→ Consigne donnée A
Répondez aux questions suivantes à partir du texte sur les logiciens et la grammaire :
(i) Qui a montré que la logique d'Aristote est, dans une assez large mesure, d'inspiration linguistique ?
(ii) Dans quels traités trouve-t-on la grammaire spéculative de la logique scolastique ?
(iii) Quelles dates le texte indique-t-il pour Raymond Lulle ?
→ Consigne donnée B
Transcrivez sans rien modifier le passage du texte sur les logiciens et la grammaire qui va de « Les logiciens et la grammaire. — » à « catégories essentielles. ».
→ Consigne donnée C
Prolongez le texte sur les logiciens et la grammaire en enchaînant directement après sa dernière phrase.

→ Extrait du document
----
Les logiciens et la grammaire.

Les logiciens et la grammaire. — Inversement les philosophes —
notamment les logiciens de toutes les époques — ont très souvent et
presque nécessairement commencé leurs recherches par une analyse du
langage — quand ils n'y sont pas revenus par un détour. Indubitablement,
la logique d'Aristote (Heinrich Maier l'a montré) est, dans
une assez large mesure, d'inspiration linguistique ; c'est parmi les phrases
grecques que, pour les besoins de sa théorie, le Stagirite a choisi certains
types, par lui considérés comme fondamentaux, et c'est par l'analyse
de mots grecs qu'il est arrivé à certains prédicaments, conçus comme
catégories essentielles.

La logique scolastique du Moyen âge européen — héritière d'Aristote
— maintint fidèlement cette orientation : dans sa grammaire
spéculative, qu'on trouve dans les nombreux traités de modis significandi,
souvent caractérisés par une ingéniosité extrêmement subtile, on
50poussa très loin (trop loin peut-être) l'analyse de concepts d'importance
logique : par exemple, les différents aspects de l'Un (Duns
Scot
). On esquissa même dans l'École le projet hardi de construire a
priori
une langue philosophique universelle par combinaison systématique
de concepts fondamentaux (Raymond Lulle, 1235-1315).
----
[Données enregistrées]
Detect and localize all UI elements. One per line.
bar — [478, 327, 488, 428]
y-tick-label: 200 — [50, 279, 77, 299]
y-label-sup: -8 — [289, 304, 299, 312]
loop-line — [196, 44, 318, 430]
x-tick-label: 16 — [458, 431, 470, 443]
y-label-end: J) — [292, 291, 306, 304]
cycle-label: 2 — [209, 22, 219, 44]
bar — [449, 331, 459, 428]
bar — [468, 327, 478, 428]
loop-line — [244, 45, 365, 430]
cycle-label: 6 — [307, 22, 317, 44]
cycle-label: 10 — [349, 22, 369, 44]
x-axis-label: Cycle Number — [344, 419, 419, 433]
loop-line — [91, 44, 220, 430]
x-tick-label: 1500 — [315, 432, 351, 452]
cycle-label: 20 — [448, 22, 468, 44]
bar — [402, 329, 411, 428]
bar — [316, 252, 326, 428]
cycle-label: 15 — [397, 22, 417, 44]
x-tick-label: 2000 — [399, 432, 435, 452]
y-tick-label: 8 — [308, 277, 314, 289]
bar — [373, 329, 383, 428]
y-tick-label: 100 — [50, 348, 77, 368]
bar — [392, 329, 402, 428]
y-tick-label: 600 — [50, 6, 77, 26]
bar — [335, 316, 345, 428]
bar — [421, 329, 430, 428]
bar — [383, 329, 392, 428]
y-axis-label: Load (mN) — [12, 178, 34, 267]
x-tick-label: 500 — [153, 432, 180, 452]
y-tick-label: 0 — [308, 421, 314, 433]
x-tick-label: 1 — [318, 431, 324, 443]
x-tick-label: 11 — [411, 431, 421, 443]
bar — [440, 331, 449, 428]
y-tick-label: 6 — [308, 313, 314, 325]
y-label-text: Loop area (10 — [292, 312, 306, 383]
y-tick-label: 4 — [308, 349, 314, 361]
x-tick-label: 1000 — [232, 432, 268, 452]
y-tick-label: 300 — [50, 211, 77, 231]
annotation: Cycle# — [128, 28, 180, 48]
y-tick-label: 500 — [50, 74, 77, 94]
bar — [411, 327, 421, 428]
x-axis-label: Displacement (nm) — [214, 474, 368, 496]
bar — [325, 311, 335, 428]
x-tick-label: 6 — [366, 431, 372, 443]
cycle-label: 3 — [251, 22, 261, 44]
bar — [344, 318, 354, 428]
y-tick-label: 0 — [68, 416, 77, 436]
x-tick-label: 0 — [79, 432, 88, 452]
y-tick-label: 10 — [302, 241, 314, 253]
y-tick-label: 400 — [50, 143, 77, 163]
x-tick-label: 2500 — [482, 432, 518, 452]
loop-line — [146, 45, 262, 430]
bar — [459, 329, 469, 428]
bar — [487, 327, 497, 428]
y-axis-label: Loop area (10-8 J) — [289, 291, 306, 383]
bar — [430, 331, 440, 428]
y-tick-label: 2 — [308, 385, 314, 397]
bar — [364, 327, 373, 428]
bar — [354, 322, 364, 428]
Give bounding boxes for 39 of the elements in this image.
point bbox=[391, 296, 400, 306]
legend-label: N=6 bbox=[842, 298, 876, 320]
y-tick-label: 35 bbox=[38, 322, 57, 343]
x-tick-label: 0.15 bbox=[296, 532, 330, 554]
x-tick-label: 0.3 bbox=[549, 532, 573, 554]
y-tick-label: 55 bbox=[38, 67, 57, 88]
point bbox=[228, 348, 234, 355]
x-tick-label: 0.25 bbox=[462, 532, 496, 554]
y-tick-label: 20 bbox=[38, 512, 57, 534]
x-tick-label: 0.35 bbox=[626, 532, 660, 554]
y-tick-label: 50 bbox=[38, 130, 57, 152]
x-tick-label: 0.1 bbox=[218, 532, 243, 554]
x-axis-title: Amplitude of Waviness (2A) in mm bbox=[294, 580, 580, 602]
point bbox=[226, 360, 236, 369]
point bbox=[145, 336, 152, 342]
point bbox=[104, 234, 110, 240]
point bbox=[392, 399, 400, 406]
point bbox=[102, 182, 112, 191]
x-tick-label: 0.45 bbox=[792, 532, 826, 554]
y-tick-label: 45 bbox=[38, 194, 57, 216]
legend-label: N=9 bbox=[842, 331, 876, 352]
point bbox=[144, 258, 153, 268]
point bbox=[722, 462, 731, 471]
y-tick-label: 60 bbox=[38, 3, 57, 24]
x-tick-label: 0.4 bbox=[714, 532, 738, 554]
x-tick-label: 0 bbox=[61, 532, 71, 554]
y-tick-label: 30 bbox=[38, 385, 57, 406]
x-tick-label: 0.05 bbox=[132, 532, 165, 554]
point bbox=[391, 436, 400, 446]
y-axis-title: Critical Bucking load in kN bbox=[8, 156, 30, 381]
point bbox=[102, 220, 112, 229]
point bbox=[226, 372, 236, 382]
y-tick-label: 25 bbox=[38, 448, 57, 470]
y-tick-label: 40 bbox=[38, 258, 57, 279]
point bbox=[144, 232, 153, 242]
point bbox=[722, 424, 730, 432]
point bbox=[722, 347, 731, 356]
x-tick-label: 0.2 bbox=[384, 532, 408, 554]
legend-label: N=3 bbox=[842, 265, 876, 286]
----
→ Résultat final A
(i) Heinrich Maier.
(ii) Dans les nombreux traités de modis significandi.
(iii) 1235-1315.

→ Résultat final B
Les logiciens et la grammaire. — Inversement les philosophes —
notamment les logiciens de toutes les époques — ont très souvent et
presque nécessairement commencé leurs recherches par une analyse du
langage — quand ils n'y sont pas revenus par un détour. Indubitablement,
la logique d'Aristote (Heinrich Maier l'a montré) est, dans
une assez large mesure, d'inspiration linguistique ; c'est parmi les phrases
grecques que, pour les besoins de sa théorie, le Stagirite a choisi certains
types, par lui considérés comme fondamentaux, et c'est par l'analyse
de mots grecs qu'il est arrivé à certains prédicaments, conçus comme
catégories essentielles.

→ Résultat final C
Une logique toute différente : empiriste et inductive, puis, vers notre
époque, psychologique et pragmatique, qui réagit fortement contre le
rationalisme d'Aristote et le péripatétisme ancien et médiéval, garda
pourtant un intérêt, parfois très vif, pour les phénomènes du langage :
on critiqua avec force les idées innées, c'est-à-dire tout élément supposé
permanent et universel ; on étudia néanmoins avec soin les images et
la pensée concrète telle qu'elle se reflète dans le langage individuel et
habituel (Locke, 1632-1704). On arriva dans cette école, surtout
anglo-saxonne, à reconnaître la grande importance des mots et termes
pour la fixation commode des idées (Bain, Mill). Et on alla même
jusqu'à considérer toute science comme une langue bien faite (Condillac,
1715-1780).

S'inspirant surtout du symbolisme mathématique et cherchant à
dépasser la théorie aristotélicienne et scolastique, la logique moderne a
donné une nouvelle actualité au problème logico-grammatical. C'est
Leibniz, 1646-1716, grand mathématicien et logicien impénitent,
qui a repris sur des bases nouvelles l'analyse du vocabulaire et les essais
de « combinatoire conceptuelle » de l'École : il a voulu fonder une « caractéristique »
universelle qui fût en même temps la langue de la science
et de la philosophie.

Inspirée par ce grand génie, dont on connaît mieux maintenant les
nombreux essais grâce aux travaux de Couturat, la logistique de nos
jours porte de plus en plus son attention sur la logique du langage et
sur les conditions générales d'une langue quelconque (Russell, Carnap).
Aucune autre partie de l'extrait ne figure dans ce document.